Exercise set –
a: In the issue report, which MSS version is listed?
b: Copy the issue report word for word from "Full message" up to and including "of my monitors?".

Quoted text –
__________

General information:

  • OS name: Windows 10
  • OS version: ---
  • OS architecture: 64 bits
  • Resolutions:
    • Monitor 1: 1920x1080
    • Monitor 2: 1920x1080
    • Monitor 3: 1920x1080
    • Montior 4: 1920x1080
  • Python version: _3.8
  • MSS version: 3.2.0

Full message

The goal and problem:

I'd like to only capture the borders of all of my monitors, say, the edges plus a 5 or so pixel margin. I'm struggling to understand why calling a screenshot of the entire virtual monitor is faster than calling each of the monitors and cropping them, which is in turn even faster than just calling grab() on each individual sub-region.

So to this I ask: How might I maximize speed and minimize CPU usage if my goal is only to get the borders of all of my monitors?

__________

Information given –
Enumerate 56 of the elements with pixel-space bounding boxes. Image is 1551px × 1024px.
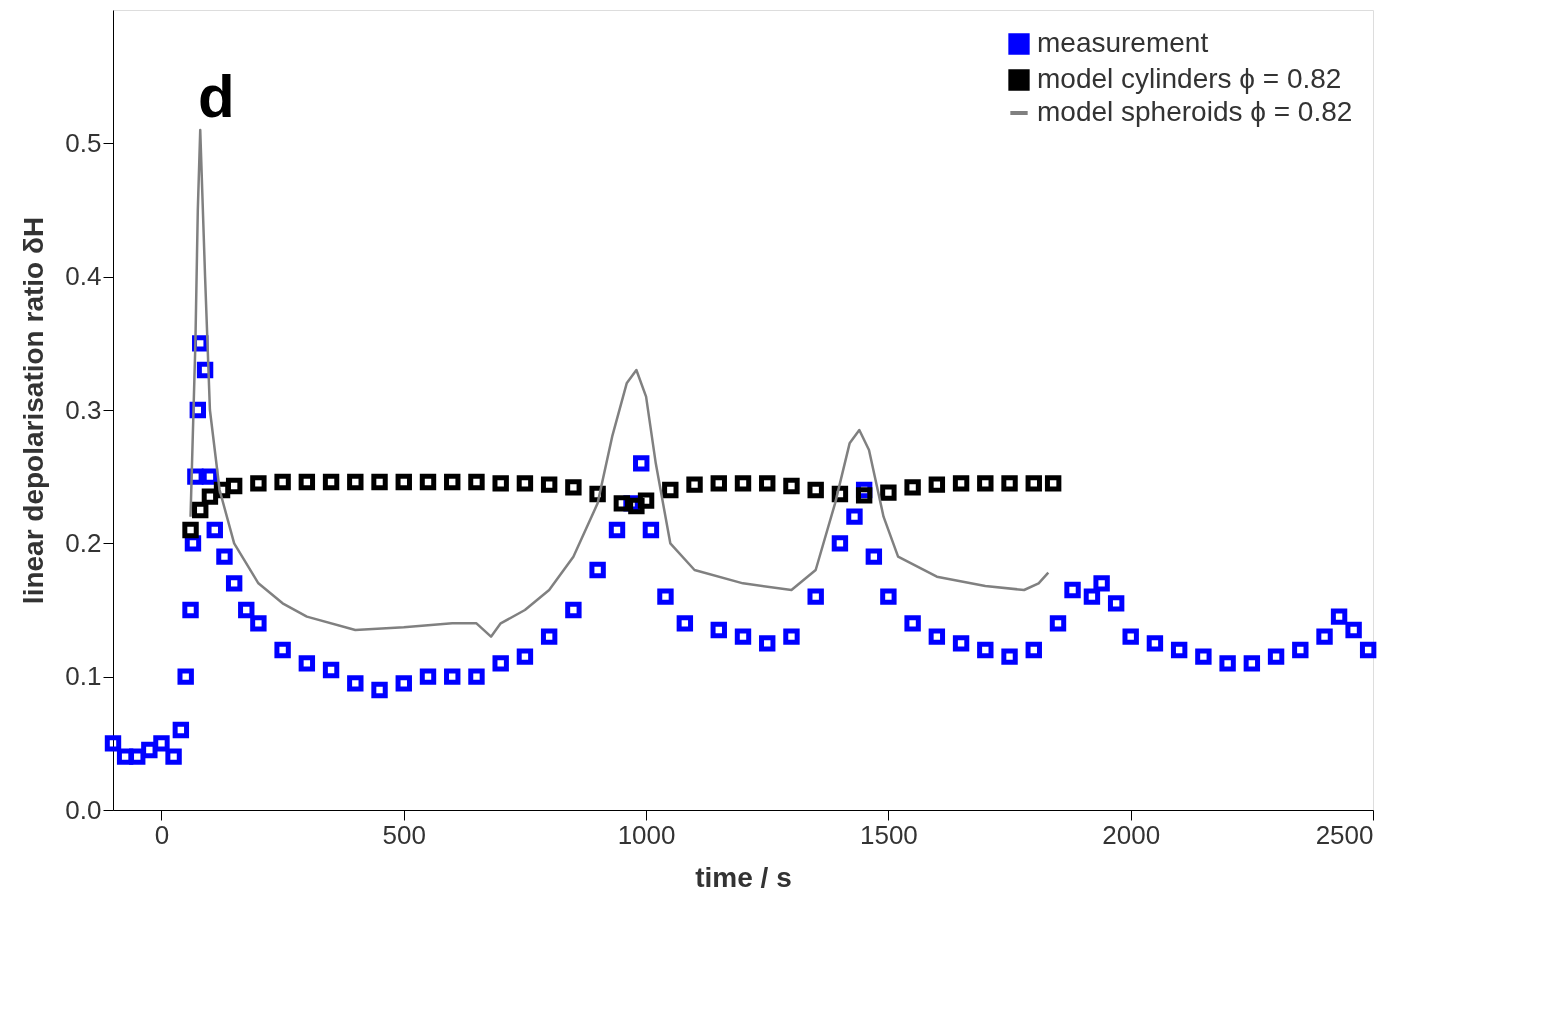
- point: [952, 475, 970, 492]
- point: [613, 495, 631, 512]
- point: [734, 475, 752, 492]
- point: [1001, 475, 1018, 492]
- point: [192, 501, 209, 519]
- point: [855, 487, 873, 504]
- x-tick-label: 2000: [1102, 819, 1161, 850]
- point: [1025, 475, 1042, 492]
- x-tick-label: 1000: [617, 819, 676, 850]
- point: [783, 477, 800, 495]
- x-tick-label: 500: [382, 819, 426, 850]
- point: [1044, 475, 1062, 492]
- point: [492, 475, 509, 492]
- point: [710, 475, 727, 492]
- point: [347, 473, 364, 491]
- point: [298, 473, 316, 491]
- point: [250, 475, 267, 492]
- point: [516, 475, 534, 492]
- point: [807, 481, 824, 499]
- annotation: d: [198, 63, 235, 130]
- point: [182, 521, 199, 539]
- point: [759, 475, 776, 492]
- y-tick-label: 0.2: [65, 527, 102, 558]
- point: [904, 479, 921, 496]
- y-tick-label: 0.1: [65, 661, 102, 692]
- y-tick-label: 0.5: [65, 127, 102, 158]
- y-tick-label: 0.3: [65, 394, 102, 425]
- x-tick-label: 2500: [1315, 819, 1374, 850]
- line-series: [189, 128, 1050, 638]
- point: [686, 476, 703, 493]
- point: [419, 473, 437, 491]
- point: [444, 473, 461, 491]
- point: [977, 475, 994, 492]
- y-axis-title: linear depolarisation ratio δH: [18, 216, 50, 605]
- point: [201, 488, 219, 505]
- point: [322, 473, 340, 491]
- point: [371, 473, 388, 491]
- point: [637, 492, 655, 509]
- point: [880, 484, 897, 501]
- y-tick-label: 0.0: [65, 794, 102, 825]
- point: [540, 476, 558, 493]
- point: [928, 476, 946, 493]
- legend-label: model spheroids ϕ = 0.82: [1037, 96, 1353, 127]
- x-axis-title: time / s: [695, 861, 792, 893]
- point: [662, 481, 679, 499]
- point: [565, 479, 582, 496]
- x-tick-label: 1500: [859, 819, 918, 850]
- legend-label: model cylinders ϕ = 0.82: [1037, 63, 1342, 94]
- point: [468, 473, 485, 491]
- point: [628, 497, 645, 515]
- point: [395, 473, 412, 491]
- legend-label: measurement: [1037, 27, 1209, 58]
- point: [274, 473, 291, 491]
- point: [225, 477, 243, 495]
- y-tick-label: 0.4: [65, 261, 102, 292]
- x-tick-label: 0: [154, 819, 170, 850]
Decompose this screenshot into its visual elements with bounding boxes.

__________

Answers below –
a: 3.2.0

b:
Full message

The goal and problem:

I'd like to only capture the borders of all of my monitors, say, the edges plus a 5 or so pixel margin. I'm struggling to understand why calling a screenshot of the entire virtual monitor is faster than calling each of the monitors and cropping them, which is in turn even faster than just calling grab() on each individual sub-region.

So to this I ask: How might I maximize speed and minimize CPU usage if my goal is only to get the borders of all of my monitors?